• [Do this] Write out the whole listing word for word.

◇ ◇ ◇ ◇ ◇ ◇ ◇

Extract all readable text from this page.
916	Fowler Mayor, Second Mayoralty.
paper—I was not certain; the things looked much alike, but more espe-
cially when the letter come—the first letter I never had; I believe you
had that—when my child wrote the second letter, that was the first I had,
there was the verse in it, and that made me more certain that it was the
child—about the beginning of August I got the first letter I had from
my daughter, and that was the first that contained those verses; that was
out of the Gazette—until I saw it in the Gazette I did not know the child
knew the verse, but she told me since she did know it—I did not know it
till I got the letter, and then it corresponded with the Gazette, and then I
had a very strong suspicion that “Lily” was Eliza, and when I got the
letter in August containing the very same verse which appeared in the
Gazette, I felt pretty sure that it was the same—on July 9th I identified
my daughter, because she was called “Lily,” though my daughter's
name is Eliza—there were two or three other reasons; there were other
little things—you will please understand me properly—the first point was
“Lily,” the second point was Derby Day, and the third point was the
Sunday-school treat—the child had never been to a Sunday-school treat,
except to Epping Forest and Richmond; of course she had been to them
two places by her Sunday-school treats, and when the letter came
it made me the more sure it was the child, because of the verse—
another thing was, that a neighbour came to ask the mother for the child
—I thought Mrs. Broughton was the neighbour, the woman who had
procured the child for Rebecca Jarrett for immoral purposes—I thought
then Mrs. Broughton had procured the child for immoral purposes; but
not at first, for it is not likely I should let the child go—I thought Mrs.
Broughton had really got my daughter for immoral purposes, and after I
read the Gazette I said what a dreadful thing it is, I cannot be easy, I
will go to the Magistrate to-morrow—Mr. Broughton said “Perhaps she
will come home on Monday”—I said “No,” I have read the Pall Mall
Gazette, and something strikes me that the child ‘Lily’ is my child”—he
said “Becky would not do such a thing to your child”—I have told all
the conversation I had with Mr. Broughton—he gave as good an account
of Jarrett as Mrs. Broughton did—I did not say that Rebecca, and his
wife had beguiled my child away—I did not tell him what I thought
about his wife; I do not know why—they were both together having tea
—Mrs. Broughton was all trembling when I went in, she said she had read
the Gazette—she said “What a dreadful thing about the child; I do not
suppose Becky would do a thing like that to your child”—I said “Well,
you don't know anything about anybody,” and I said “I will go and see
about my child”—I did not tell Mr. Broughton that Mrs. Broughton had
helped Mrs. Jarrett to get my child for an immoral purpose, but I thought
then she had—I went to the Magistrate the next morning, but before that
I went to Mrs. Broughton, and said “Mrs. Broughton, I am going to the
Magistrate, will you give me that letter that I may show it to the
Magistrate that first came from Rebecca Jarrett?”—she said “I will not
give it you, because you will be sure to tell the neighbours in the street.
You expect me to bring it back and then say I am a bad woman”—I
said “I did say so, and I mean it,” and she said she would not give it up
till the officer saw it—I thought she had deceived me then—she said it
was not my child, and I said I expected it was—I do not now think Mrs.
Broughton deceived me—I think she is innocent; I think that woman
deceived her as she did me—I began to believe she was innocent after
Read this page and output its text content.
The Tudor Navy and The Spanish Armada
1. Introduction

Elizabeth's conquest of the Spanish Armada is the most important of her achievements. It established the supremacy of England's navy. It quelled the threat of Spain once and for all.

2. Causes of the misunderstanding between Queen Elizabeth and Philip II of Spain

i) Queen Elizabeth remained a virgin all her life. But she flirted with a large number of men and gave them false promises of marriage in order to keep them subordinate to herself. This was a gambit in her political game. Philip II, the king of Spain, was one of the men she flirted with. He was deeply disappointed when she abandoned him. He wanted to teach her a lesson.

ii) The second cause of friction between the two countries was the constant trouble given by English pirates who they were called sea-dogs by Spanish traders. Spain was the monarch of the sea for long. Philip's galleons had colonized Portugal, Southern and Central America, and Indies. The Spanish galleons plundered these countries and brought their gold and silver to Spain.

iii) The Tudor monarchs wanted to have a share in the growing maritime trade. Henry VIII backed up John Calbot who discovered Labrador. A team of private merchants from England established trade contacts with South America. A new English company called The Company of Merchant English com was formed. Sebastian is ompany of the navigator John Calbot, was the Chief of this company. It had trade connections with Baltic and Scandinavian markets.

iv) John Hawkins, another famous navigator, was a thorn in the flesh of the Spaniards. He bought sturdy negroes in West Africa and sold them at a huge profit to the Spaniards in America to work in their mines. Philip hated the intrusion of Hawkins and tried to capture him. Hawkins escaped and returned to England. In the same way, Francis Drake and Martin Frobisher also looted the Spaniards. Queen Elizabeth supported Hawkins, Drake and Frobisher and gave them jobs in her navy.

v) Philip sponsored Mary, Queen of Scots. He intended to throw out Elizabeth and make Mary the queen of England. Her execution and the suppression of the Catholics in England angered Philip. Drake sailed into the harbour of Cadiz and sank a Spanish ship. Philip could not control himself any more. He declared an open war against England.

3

◇ ◇ ◇ ◇ ◇ ◇ ◇

• [Reply to the exercise]
Extract all readable text from this page.
916	Fowler Mayor, Second Mayoralty.
paper—I was not certain; the things looked much alike, but more espe-
cially when the letter come—the first letter I never had; I believe you
had that—when my child wrote the second letter, that was the first I had,
there was the verse in it, and that made me more certain that it was the
child—about the beginning of August I got the first letter I had from
my daughter, and that was the first that contained those verses; that was
out of the Gazette—until I saw it in the Gazette I did not know the child
knew the verse, but she told me since she did know it—I did not know it
till I got the letter, and then it corresponded with the Gazette, and then I
had a very strong suspicion that “Lily” was Eliza, and when I got the
letter in August containing the very same verse which appeared in the
Gazette, I felt pretty sure that it was the same—on July 9th I identified
my daughter, because she was called “Lily,” though my daughter's
name is Eliza—there were two or three other reasons; there were other
little things—you will please understand me properly—the first point was
“Lily,” the second point was Derby Day, and the third point was the
Sunday-school treat—the child had never been to a Sunday-school treat,
except to Epping Forest and Richmond; of course she had been to them
two places by her Sunday-school treats, and when the letter came
it made me the more sure it was the child, because of the verse—
another thing was, that a neighbour came to ask the mother for the child
—I thought Mrs. Broughton was the neighbour, the woman who had
procured the child for Rebecca Jarrett for immoral purposes—I thought
then Mrs. Broughton had procured the child for immoral purposes; but
not at first, for it is not likely I should let the child go—I thought Mrs.
Broughton had really got my daughter for immoral purposes, and after I
read the Gazette I said what a dreadful thing it is, I cannot be easy, I
will go to the Magistrate to-morrow—Mr. Broughton said “Perhaps she
will come home on Monday”—I said “No,” I have read the Pall Mall
Gazette, and something strikes me that the child ‘Lily’ is my child”—he
said “Becky would not do such a thing to your child”—I have told all
the conversation I had with Mr. Broughton—he gave as good an account
of Jarrett as Mrs. Broughton did—I did not say that Rebecca, and his
wife had beguiled my child away—I did not tell him what I thought
about his wife; I do not know why—they were both together having tea
—Mrs. Broughton was all trembling when I went in, she said she had read
the Gazette—she said “What a dreadful thing about the child; I do not
suppose Becky would do a thing like that to your child”—I said “Well,
you don't know anything about anybody,” and I said “I will go and see
about my child”—I did not tell Mr. Broughton that Mrs. Broughton had
helped Mrs. Jarrett to get my child for an immoral purpose, but I thought
then she had—I went to the Magistrate the next morning, but before that
I went to Mrs. Broughton, and said “Mrs. Broughton, I am going to the
Magistrate, will you give me that letter that I may show it to the
Magistrate that first came from Rebecca Jarrett?”—she said “I will not
give it you, because you will be sure to tell the neighbours in the street.
You expect me to bring it back and then say I am a bad woman”—I
said “I did say so, and I mean it,” and she said she would not give it up
till the officer saw it—I thought she had deceived me then—she said it
was not my child, and I said I expected it was—I do not now think Mrs.
Broughton deceived me—I think she is innocent; I think that woman
deceived her as she did me—I began to believe she was innocent after
Read this page and output its text content.
The Tudor Navy and The Spanish Armada
1. Introduction

Elizabeth's conquest of the Spanish Armada is the most important of her achievements. It established the supremacy of England's navy. It quelled the threat of Spain once and for all.

2. Causes of the misunderstanding between Queen Elizabeth and Philip II of Spain

i) Queen Elizabeth remained a virgin all her life. But she flirted with a large number of men and gave them false promises of marriage in order to keep them subordinate to herself. This was a gambit in her political game. Philip II, the king of Spain, was one of the men she flirted with. He was deeply disappointed when she abandoned him. He wanted to teach her a lesson.

ii) The second cause of friction between the two countries was the constant trouble given by English pirates who they were called sea-dogs by Spanish traders. Spain was the monarch of the sea for long. Philip's galleons had colonized Portugal, Southern and Central America, and Indies. The Spanish galleons plundered these countries and brought their gold and silver to Spain.

iii) The Tudor monarchs wanted to have a share in the growing maritime trade. Henry VIII backed up John Calbot who discovered Labrador. A team of private merchants from England established trade contacts with South America. A new English company called The Company of Merchant English com was formed. Sebastian is ompany of the navigator John Calbot, was the Chief of this company. It had trade connections with Baltic and Scandinavian markets.

iv) John Hawkins, another famous navigator, was a thorn in the flesh of the Spaniards. He bought sturdy negroes in West Africa and sold them at a huge profit to the Spaniards in America to work in their mines. Philip hated the intrusion of Hawkins and tried to capture him. Hawkins escaped and returned to England. In the same way, Francis Drake and Martin Frobisher also looted the Spaniards. Queen Elizabeth supported Hawkins, Drake and Frobisher and gave them jobs in her navy.

v) Philip sponsored Mary, Queen of Scots. He intended to throw out Elizabeth and make Mary the queen of England. Her execution and the suppression of the Catholics in England angered Philip. Drake sailed into the harbour of Cadiz and sank a Spanish ship. Philip could not control himself any more. He declared an open war against England.

3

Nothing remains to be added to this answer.